Return the records word for word. Any pictures in them are not part of the copy.

*Provided records*.

◇ ◇ ◇ ◇ ◇

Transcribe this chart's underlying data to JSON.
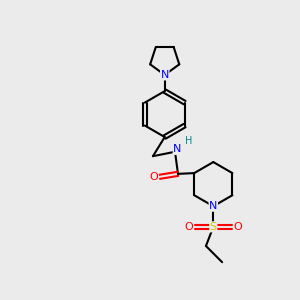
{
  "background_color": "#ebebeb",
  "atom_colors": {
    "N": "#0000ff",
    "O": "#ff0000",
    "S": "#cccc00",
    "C": "#000000",
    "H": "#008888"
  },
  "bond_color": "#000000",
  "bond_width": 1.5
}
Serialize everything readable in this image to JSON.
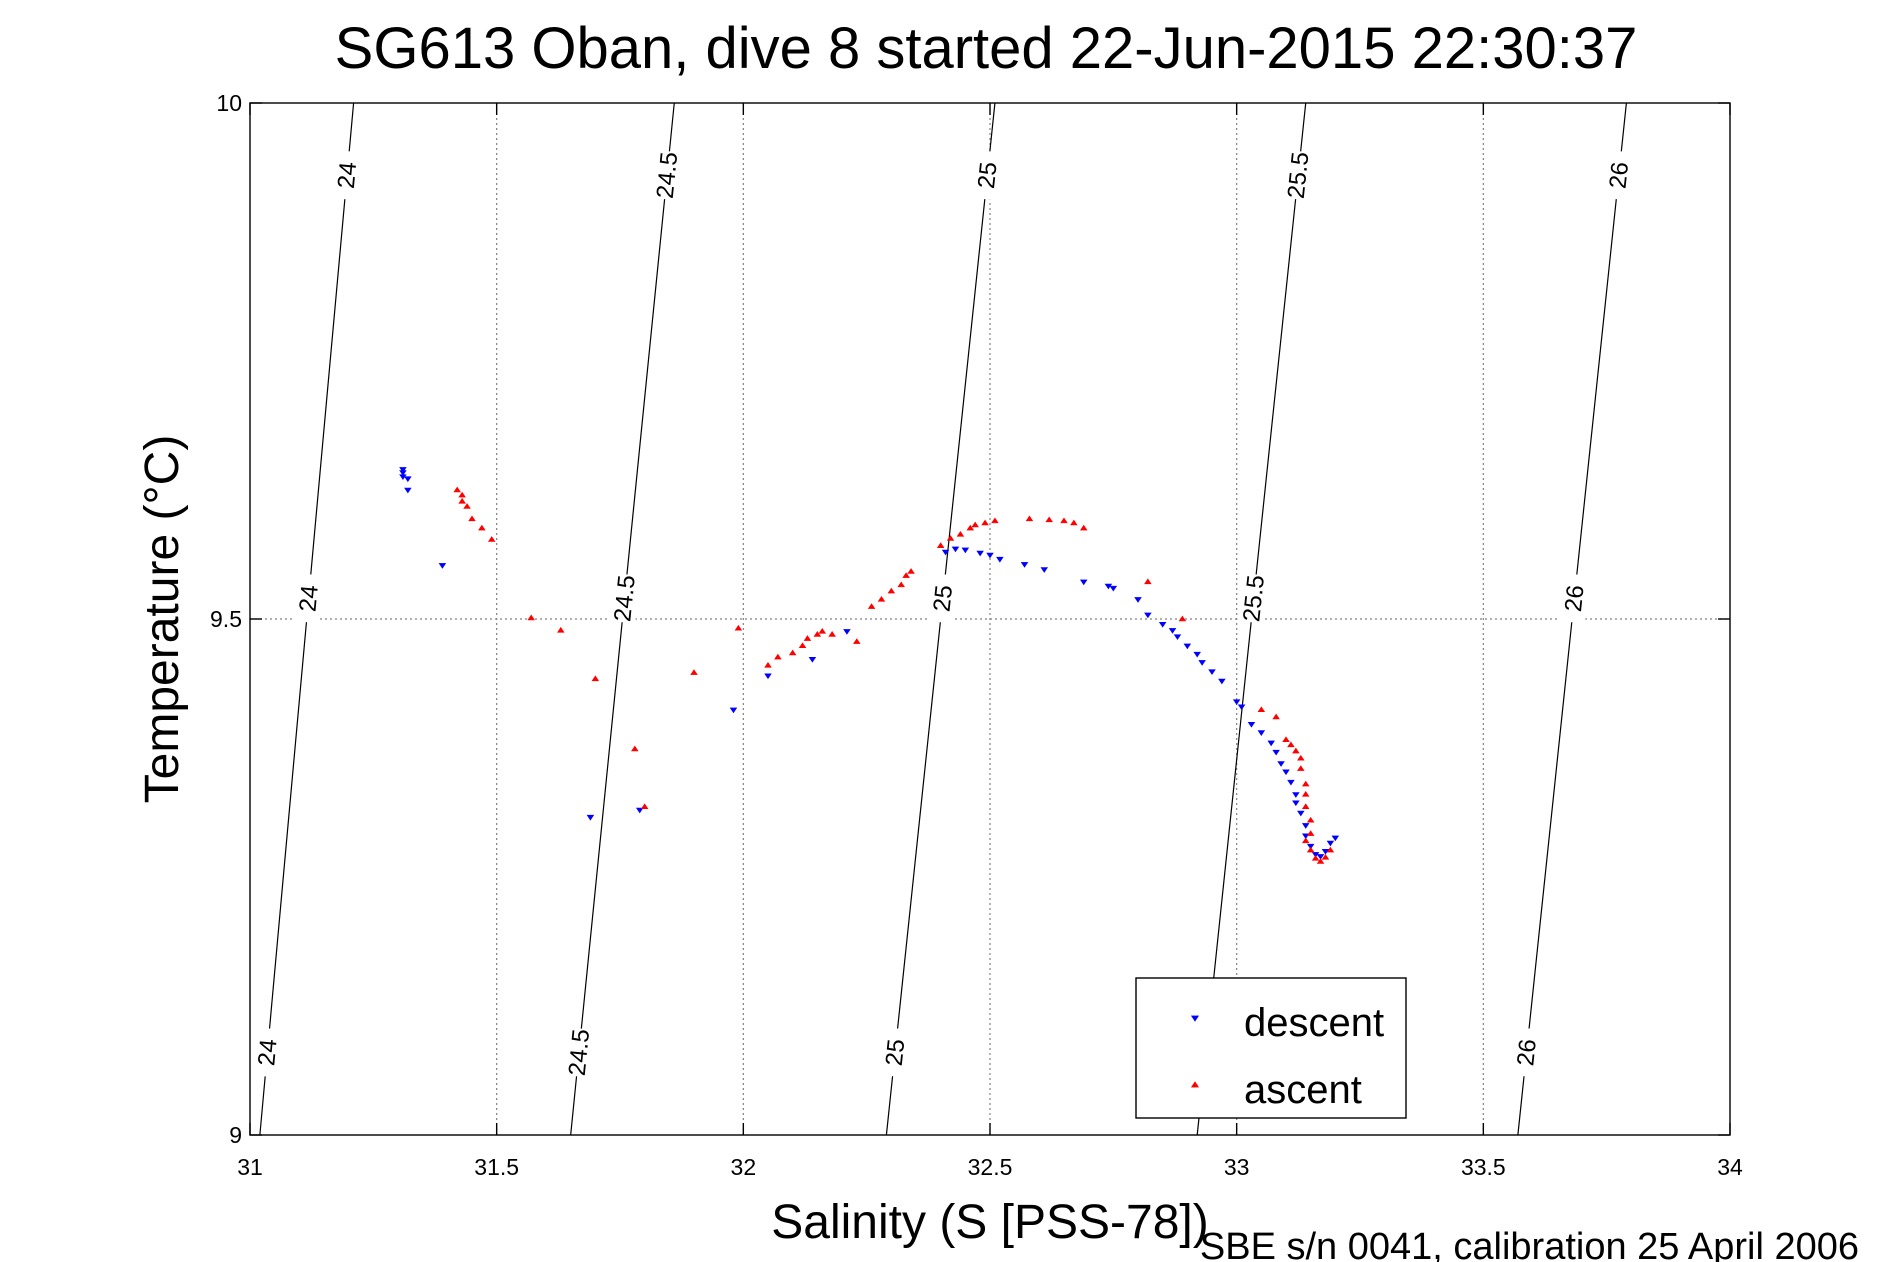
{
  "chart_data": {
    "type": "scatter",
    "title": "SG613 Oban, dive 8 started 22-Jun-2015 22:30:37",
    "xlabel": "Salinity (S [PSS-78])",
    "ylabel": "Temperature (°C)",
    "xlim": [
      31,
      34
    ],
    "ylim": [
      9,
      10
    ],
    "x_ticks": [
      "31",
      "31.5",
      "32",
      "32.5",
      "33",
      "33.5",
      "34"
    ],
    "y_ticks": [
      "9",
      "9.5",
      "10"
    ],
    "grid": true,
    "legend_position": "bottom-right",
    "footer": "SBE s/n 0041, calibration 25 April 2006",
    "density_contours": [
      {
        "label": "24",
        "s_at_t9": 31.02,
        "s_at_t10": 31.21
      },
      {
        "label": "24.5",
        "s_at_t9": 31.65,
        "s_at_t10": 31.86
      },
      {
        "label": "25",
        "s_at_t9": 32.29,
        "s_at_t10": 32.51
      },
      {
        "label": "25.5",
        "s_at_t9": 32.92,
        "s_at_t10": 33.14
      },
      {
        "label": "26",
        "s_at_t9": 33.57,
        "s_at_t10": 33.79
      }
    ],
    "series": [
      {
        "name": "descent",
        "color": "#0000ff",
        "marker": "triangle-down",
        "points": [
          [
            31.31,
            9.645
          ],
          [
            31.31,
            9.642
          ],
          [
            31.31,
            9.638
          ],
          [
            31.32,
            9.636
          ],
          [
            31.32,
            9.625
          ],
          [
            31.39,
            9.552
          ],
          [
            31.69,
            9.308
          ],
          [
            31.79,
            9.315
          ],
          [
            31.98,
            9.412
          ],
          [
            32.05,
            9.445
          ],
          [
            32.14,
            9.461
          ],
          [
            32.21,
            9.488
          ],
          [
            32.41,
            9.565
          ],
          [
            32.43,
            9.568
          ],
          [
            32.45,
            9.567
          ],
          [
            32.48,
            9.564
          ],
          [
            32.5,
            9.562
          ],
          [
            32.52,
            9.558
          ],
          [
            32.57,
            9.553
          ],
          [
            32.61,
            9.548
          ],
          [
            32.69,
            9.536
          ],
          [
            32.74,
            9.532
          ],
          [
            32.75,
            9.53
          ],
          [
            32.8,
            9.519
          ],
          [
            32.82,
            9.504
          ],
          [
            32.85,
            9.495
          ],
          [
            32.87,
            9.489
          ],
          [
            32.88,
            9.483
          ],
          [
            32.9,
            9.474
          ],
          [
            32.92,
            9.466
          ],
          [
            32.93,
            9.458
          ],
          [
            32.95,
            9.449
          ],
          [
            32.97,
            9.44
          ],
          [
            33.0,
            9.42
          ],
          [
            33.01,
            9.415
          ],
          [
            33.03,
            9.398
          ],
          [
            33.05,
            9.39
          ],
          [
            33.07,
            9.38
          ],
          [
            33.08,
            9.371
          ],
          [
            33.09,
            9.36
          ],
          [
            33.1,
            9.352
          ],
          [
            33.11,
            9.342
          ],
          [
            33.12,
            9.33
          ],
          [
            33.12,
            9.322
          ],
          [
            33.13,
            9.312
          ],
          [
            33.14,
            9.3
          ],
          [
            33.14,
            9.29
          ],
          [
            33.15,
            9.28
          ],
          [
            33.16,
            9.272
          ],
          [
            33.17,
            9.27
          ],
          [
            33.18,
            9.275
          ],
          [
            33.19,
            9.283
          ],
          [
            33.2,
            9.288
          ]
        ]
      },
      {
        "name": "ascent",
        "color": "#ff0000",
        "marker": "triangle-up",
        "points": [
          [
            31.42,
            9.625
          ],
          [
            31.43,
            9.62
          ],
          [
            31.43,
            9.614
          ],
          [
            31.44,
            9.609
          ],
          [
            31.45,
            9.597
          ],
          [
            31.47,
            9.588
          ],
          [
            31.49,
            9.577
          ],
          [
            31.57,
            9.501
          ],
          [
            31.63,
            9.489
          ],
          [
            31.7,
            9.442
          ],
          [
            31.78,
            9.374
          ],
          [
            31.8,
            9.318
          ],
          [
            31.9,
            9.448
          ],
          [
            31.99,
            9.491
          ],
          [
            32.05,
            9.455
          ],
          [
            32.07,
            9.463
          ],
          [
            32.1,
            9.467
          ],
          [
            32.12,
            9.474
          ],
          [
            32.13,
            9.481
          ],
          [
            32.15,
            9.485
          ],
          [
            32.16,
            9.488
          ],
          [
            32.18,
            9.485
          ],
          [
            32.23,
            9.478
          ],
          [
            32.26,
            9.512
          ],
          [
            32.28,
            9.519
          ],
          [
            32.3,
            9.527
          ],
          [
            32.32,
            9.533
          ],
          [
            32.33,
            9.542
          ],
          [
            32.34,
            9.546
          ],
          [
            32.4,
            9.571
          ],
          [
            32.42,
            9.578
          ],
          [
            32.44,
            9.582
          ],
          [
            32.46,
            9.588
          ],
          [
            32.47,
            9.591
          ],
          [
            32.49,
            9.593
          ],
          [
            32.51,
            9.595
          ],
          [
            32.58,
            9.597
          ],
          [
            32.62,
            9.596
          ],
          [
            32.65,
            9.595
          ],
          [
            32.67,
            9.593
          ],
          [
            32.69,
            9.588
          ],
          [
            32.82,
            9.536
          ],
          [
            32.89,
            9.5
          ],
          [
            33.05,
            9.412
          ],
          [
            33.08,
            9.405
          ],
          [
            33.1,
            9.383
          ],
          [
            33.11,
            9.378
          ],
          [
            33.12,
            9.372
          ],
          [
            33.13,
            9.365
          ],
          [
            33.13,
            9.355
          ],
          [
            33.14,
            9.34
          ],
          [
            33.14,
            9.33
          ],
          [
            33.14,
            9.318
          ],
          [
            33.15,
            9.305
          ],
          [
            33.15,
            9.292
          ],
          [
            33.14,
            9.285
          ],
          [
            33.15,
            9.276
          ],
          [
            33.16,
            9.268
          ],
          [
            33.17,
            9.265
          ],
          [
            33.18,
            9.269
          ],
          [
            33.19,
            9.276
          ]
        ]
      }
    ]
  }
}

◇ ◇ ◇ ◇ ◇

*Exercise solution*.
Transcribe this chart's underlying data to JSON.
{
  "background_color": "#ebebeb",
  "atom_colors": {
    "N": "#0000ff",
    "O": "#ff0000",
    "S": "#cccc00",
    "C": "#000000",
    "H": "#008888"
  },
  "bond_color": "#000000",
  "bond_width": 1.5
}
Serialize everything readable in this image to JSON.
{
  "chart_data": {
    "type": "scatter",
    "title": "SG613 Oban, dive 8 started 22-Jun-2015 22:30:37",
    "xlabel": "Salinity (S [PSS-78])",
    "ylabel": "Temperature (°C)",
    "xlim": [
      31,
      34
    ],
    "ylim": [
      9,
      10
    ],
    "x_ticks": [
      "31",
      "31.5",
      "32",
      "32.5",
      "33",
      "33.5",
      "34"
    ],
    "y_ticks": [
      "9",
      "9.5",
      "10"
    ],
    "grid": true,
    "legend_position": "bottom-right",
    "footer": "SBE s/n 0041, calibration 25 April 2006",
    "density_contours": [
      {
        "label": "24",
        "s_at_t9": 31.02,
        "s_at_t10": 31.21
      },
      {
        "label": "24.5",
        "s_at_t9": 31.65,
        "s_at_t10": 31.86
      },
      {
        "label": "25",
        "s_at_t9": 32.29,
        "s_at_t10": 32.51
      },
      {
        "label": "25.5",
        "s_at_t9": 32.92,
        "s_at_t10": 33.14
      },
      {
        "label": "26",
        "s_at_t9": 33.57,
        "s_at_t10": 33.79
      }
    ],
    "series": [
      {
        "name": "descent",
        "color": "#0000ff",
        "marker": "triangle-down",
        "points": [
          [
            31.31,
            9.645
          ],
          [
            31.31,
            9.642
          ],
          [
            31.31,
            9.638
          ],
          [
            31.32,
            9.636
          ],
          [
            31.32,
            9.625
          ],
          [
            31.39,
            9.552
          ],
          [
            31.69,
            9.308
          ],
          [
            31.79,
            9.315
          ],
          [
            31.98,
            9.412
          ],
          [
            32.05,
            9.445
          ],
          [
            32.14,
            9.461
          ],
          [
            32.21,
            9.488
          ],
          [
            32.41,
            9.565
          ],
          [
            32.43,
            9.568
          ],
          [
            32.45,
            9.567
          ],
          [
            32.48,
            9.564
          ],
          [
            32.5,
            9.562
          ],
          [
            32.52,
            9.558
          ],
          [
            32.57,
            9.553
          ],
          [
            32.61,
            9.548
          ],
          [
            32.69,
            9.536
          ],
          [
            32.74,
            9.532
          ],
          [
            32.75,
            9.53
          ],
          [
            32.8,
            9.519
          ],
          [
            32.82,
            9.504
          ],
          [
            32.85,
            9.495
          ],
          [
            32.87,
            9.489
          ],
          [
            32.88,
            9.483
          ],
          [
            32.9,
            9.474
          ],
          [
            32.92,
            9.466
          ],
          [
            32.93,
            9.458
          ],
          [
            32.95,
            9.449
          ],
          [
            32.97,
            9.44
          ],
          [
            33.0,
            9.42
          ],
          [
            33.01,
            9.415
          ],
          [
            33.03,
            9.398
          ],
          [
            33.05,
            9.39
          ],
          [
            33.07,
            9.38
          ],
          [
            33.08,
            9.371
          ],
          [
            33.09,
            9.36
          ],
          [
            33.1,
            9.352
          ],
          [
            33.11,
            9.342
          ],
          [
            33.12,
            9.33
          ],
          [
            33.12,
            9.322
          ],
          [
            33.13,
            9.312
          ],
          [
            33.14,
            9.3
          ],
          [
            33.14,
            9.29
          ],
          [
            33.15,
            9.28
          ],
          [
            33.16,
            9.272
          ],
          [
            33.17,
            9.27
          ],
          [
            33.18,
            9.275
          ],
          [
            33.19,
            9.283
          ],
          [
            33.2,
            9.288
          ]
        ]
      },
      {
        "name": "ascent",
        "color": "#ff0000",
        "marker": "triangle-up",
        "points": [
          [
            31.42,
            9.625
          ],
          [
            31.43,
            9.62
          ],
          [
            31.43,
            9.614
          ],
          [
            31.44,
            9.609
          ],
          [
            31.45,
            9.597
          ],
          [
            31.47,
            9.588
          ],
          [
            31.49,
            9.577
          ],
          [
            31.57,
            9.501
          ],
          [
            31.63,
            9.489
          ],
          [
            31.7,
            9.442
          ],
          [
            31.78,
            9.374
          ],
          [
            31.8,
            9.318
          ],
          [
            31.9,
            9.448
          ],
          [
            31.99,
            9.491
          ],
          [
            32.05,
            9.455
          ],
          [
            32.07,
            9.463
          ],
          [
            32.1,
            9.467
          ],
          [
            32.12,
            9.474
          ],
          [
            32.13,
            9.481
          ],
          [
            32.15,
            9.485
          ],
          [
            32.16,
            9.488
          ],
          [
            32.18,
            9.485
          ],
          [
            32.23,
            9.478
          ],
          [
            32.26,
            9.512
          ],
          [
            32.28,
            9.519
          ],
          [
            32.3,
            9.527
          ],
          [
            32.32,
            9.533
          ],
          [
            32.33,
            9.542
          ],
          [
            32.34,
            9.546
          ],
          [
            32.4,
            9.571
          ],
          [
            32.42,
            9.578
          ],
          [
            32.44,
            9.582
          ],
          [
            32.46,
            9.588
          ],
          [
            32.47,
            9.591
          ],
          [
            32.49,
            9.593
          ],
          [
            32.51,
            9.595
          ],
          [
            32.58,
            9.597
          ],
          [
            32.62,
            9.596
          ],
          [
            32.65,
            9.595
          ],
          [
            32.67,
            9.593
          ],
          [
            32.69,
            9.588
          ],
          [
            32.82,
            9.536
          ],
          [
            32.89,
            9.5
          ],
          [
            33.05,
            9.412
          ],
          [
            33.08,
            9.405
          ],
          [
            33.1,
            9.383
          ],
          [
            33.11,
            9.378
          ],
          [
            33.12,
            9.372
          ],
          [
            33.13,
            9.365
          ],
          [
            33.13,
            9.355
          ],
          [
            33.14,
            9.34
          ],
          [
            33.14,
            9.33
          ],
          [
            33.14,
            9.318
          ],
          [
            33.15,
            9.305
          ],
          [
            33.15,
            9.292
          ],
          [
            33.14,
            9.285
          ],
          [
            33.15,
            9.276
          ],
          [
            33.16,
            9.268
          ],
          [
            33.17,
            9.265
          ],
          [
            33.18,
            9.269
          ],
          [
            33.19,
            9.276
          ]
        ]
      }
    ]
  }
}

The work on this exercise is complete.